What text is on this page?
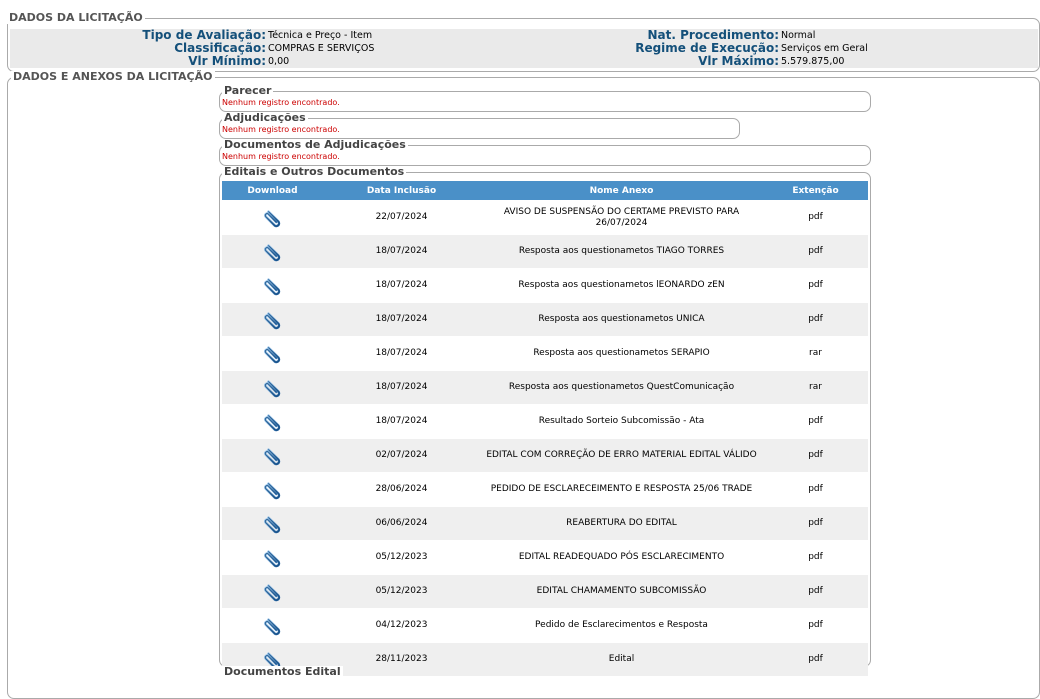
DADOS DA LICITAÇÃO
Tipo de Avaliação: Técnica e Preço - Item	Nat. Procedimento: Normal
Classificação: COMPRAS E SERVIÇOS	Regime de Execução: Serviços em Geral
Vlr Mínimo: 0,00	Vlr Máximo: 5.579.875,00
DADOS E ANEXOS DA LICITAÇÃO
Parecer
Nenhum registro encontrado.
Adjudicações
Nenhum registro encontrado.
Documentos de Adjudicações
Nenhum registro encontrado.
Editais e Outros Documentos
Download	Data Inclusão	Nome Anexo	Extenção
	22/07/2024	AVISO DE SUSPENSÃO DO CERTAME PREVISTO PARA 26/07/2024	pdf
	18/07/2024	Resposta aos questionametos TIAGO TORRES	pdf
	18/07/2024	Resposta aos questionametos lEONARDO zEN	pdf
	18/07/2024	Resposta aos questionametos UNICA	pdf
	18/07/2024	Resposta aos questionametos SERAPIO	rar
	18/07/2024	Resposta aos questionametos QuestComunicação	rar
	18/07/2024	Resultado Sorteio Subcomissão - Ata	pdf
	02/07/2024	EDITAL COM CORREÇÃO DE ERRO MATERIAL EDITAL VÁLIDO	pdf
	28/06/2024	PEDIDO DE ESCLARECEIMENTO E RESPOSTA 25/06 TRADE	pdf
	06/06/2024	REABERTURA DO EDITAL	pdf
	05/12/2023	EDITAL READEQUADO PÓS ESCLARECIMENTO	pdf
	05/12/2023	EDITAL CHAMAMENTO SUBCOMISSÃO	pdf
	04/12/2023	Pedido de Esclarecimentos e Resposta	pdf
	28/11/2023	Edital	pdf
Documentos Edital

++++++++

→ Problem description:
Copy every line of the listing where the word "Adjudicações" appears.

→ The solution:
Adjudicações
Documentos de Adjudicações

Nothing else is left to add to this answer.